Semelhante a política educacional adotada na Ditadura civil-militar, o governo implementou uma reforma educacional de orientação neotecnicista e a prematura entrada dos jovens no mercado de trabalho. Assim, a Lei n.º 13.415/17 reformulou a estrutura do Ensino Médio oferecendo formação em cinco itinerários, que no final, tem apenas a intenção de diminuir a pressão atual pelo ensino superior, segundo nos explica o professor Luiz Antonio Cunha (2017). De fato, o recém eleito governo federal afirmou que gasta demais com educação. Por sua vez, o seu ministro da educação afirmou que as universidades públicas devem ser reservadas para uma elite intelectual. Os jornais têm apontado uma articulação do governo para acabar com a vinculação de receitas para a educação básica e a proposta de reforma da previdência posta à mesa acaba com o regime especial de aposentadoria para os professores. Tal como acontecera no passado, surgiram vários novos institutos que divulgam valores liberais entre os empresários e políticos, bem como surgiram uma infinidade de páginas, sites e vídeos pela internet, se encarregam de influenciar ideologicamente o povo brasileiro a aceitar tais mudanças.

_Linhas de dados_:
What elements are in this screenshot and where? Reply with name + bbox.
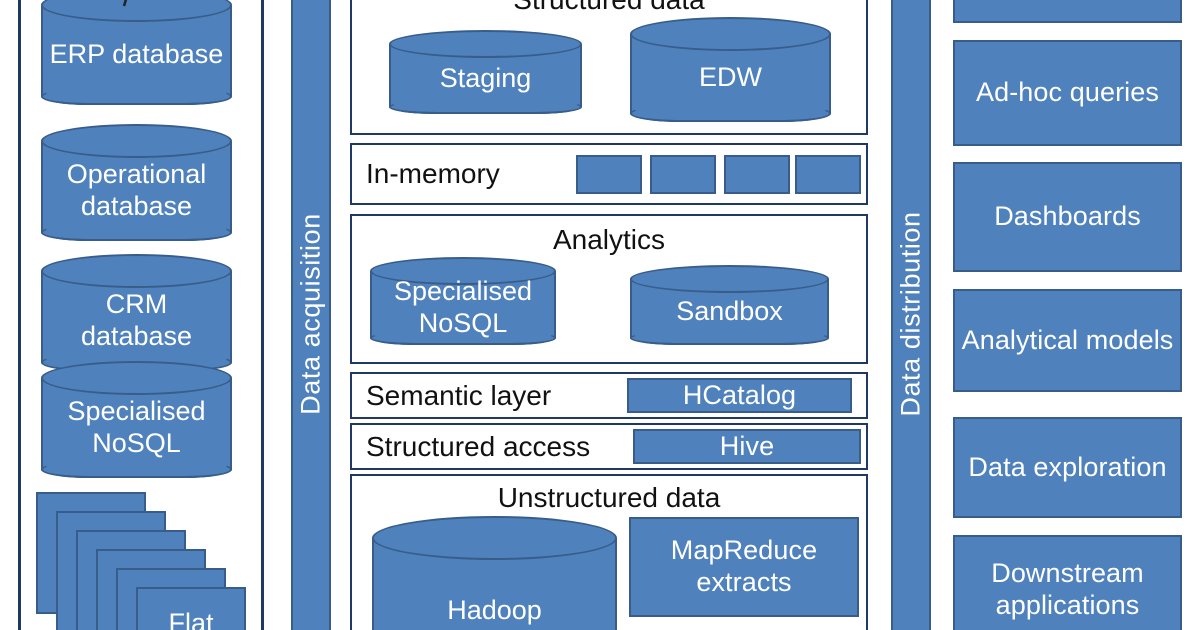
hadoop-label: Hadoop <box>447 595 542 626</box>
staging-label: Staging <box>439 63 532 94</box>
edw-label: EDW <box>699 62 762 93</box>
data-distribution-label: Data distribution <box>895 211 926 417</box>
in-memory-node-4[interactable] <box>795 155 861 194</box>
staging-cylinder[interactable]: Staging <box>389 30 582 114</box>
operational-database-cylinder[interactable]: Operational database <box>41 124 232 241</box>
data-distribution-band[interactable]: Data distribution <box>891 0 931 630</box>
downstream-applications-box[interactable]: Downstream applications <box>953 535 1182 630</box>
operational-database-label: Operational database <box>66 159 207 221</box>
edw-cylinder[interactable]: EDW <box>630 17 831 122</box>
in-memory-node-3[interactable] <box>724 155 790 194</box>
dashboards-box[interactable]: Dashboards <box>953 162 1182 272</box>
unstructured-data-caption: Unstructured data <box>497 482 721 513</box>
hcatalog-box[interactable]: HCatalog <box>627 378 852 413</box>
crm-database-label: CRM database <box>80 289 193 351</box>
data-acquisition-band[interactable]: Data acquisition <box>291 0 331 630</box>
in-memory-node-1[interactable] <box>576 155 642 194</box>
data-exploration-box[interactable]: Data exploration <box>953 417 1182 518</box>
sandbox-cylinder[interactable]: Sandbox <box>630 265 829 345</box>
diagram-canvas: ERP database Operational database CRM da… <box>0 0 1200 630</box>
erp-database-cylinder[interactable]: ERP database <box>41 0 232 105</box>
data-acquisition-label: Data acquisition <box>295 213 326 415</box>
specialised-nosql-source-cylinder[interactable]: Specialised NoSQL <box>41 361 232 478</box>
analytical-models-box[interactable]: Analytical models <box>953 289 1182 392</box>
in-memory-node-2[interactable] <box>650 155 716 194</box>
sandbox-label: Sandbox <box>676 296 783 327</box>
consumer-box-partial[interactable] <box>953 0 1182 23</box>
structured-access-label: Structured access <box>366 430 591 462</box>
specialised-nosql-analytics-cylinder[interactable]: Specialised NoSQL <box>370 257 556 345</box>
hadoop-cylinder[interactable]: Hadoop <box>372 516 617 630</box>
structured-data-caption: Structured data <box>350 0 868 16</box>
semantic-layer-label: Semantic layer <box>366 379 552 411</box>
mapreduce-extracts-box[interactable]: MapReduce extracts <box>629 517 859 617</box>
in-memory-label: In-memory <box>366 158 500 189</box>
crm-database-cylinder[interactable]: CRM database <box>41 254 232 371</box>
specialised-nosql-source-label: Specialised NoSQL <box>67 396 206 458</box>
ad-hoc-queries-box[interactable]: Ad-hoc queries <box>953 40 1182 146</box>
analytics-caption: Analytics <box>552 224 666 255</box>
hive-box[interactable]: Hive <box>633 429 861 464</box>
flat-files-label: Flat <box>168 608 214 630</box>
specialised-nosql-analytics-label: Specialised NoSQL <box>393 276 533 338</box>
cylinder-top <box>372 516 617 560</box>
erp-database-label: ERP database <box>49 39 224 70</box>
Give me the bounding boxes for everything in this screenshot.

_O que fazer_:
Repita o texto sobre a política educacional do começo ao fim, sem mudar uma palavra. Não é preciso usar os registros.

_Resposta completa_:
Semelhante a política educacional adotada na Ditadura civil-militar, o governo implementou uma reforma educacional de orientação neotecnicista e a prematura entrada dos jovens no mercado de trabalho. Assim, a Lei n.º 13.415/17 reformulou a estrutura do Ensino Médio oferecendo formação em cinco itinerários, que no final, tem apenas a intenção de diminuir a pressão atual pelo ensino superior, segundo nos explica o professor Luiz Antonio Cunha (2017). De fato, o recém eleito governo federal afirmou que gasta demais com educação. Por sua vez, o seu ministro da educação afirmou que as universidades públicas devem ser reservadas para uma elite intelectual. Os jornais têm apontado uma articulação do governo para acabar com a vinculação de receitas para a educação básica e a proposta de reforma da previdência posta à mesa acaba com o regime especial de aposentadoria para os professores. Tal como acontecera no passado, surgiram vários novos institutos que divulgam valores liberais entre os empresários e políticos, bem como surgiram uma infinidade de páginas, sites e vídeos pela internet, se encarregam de influenciar ideologicamente o povo brasileiro a aceitar tais mudanças.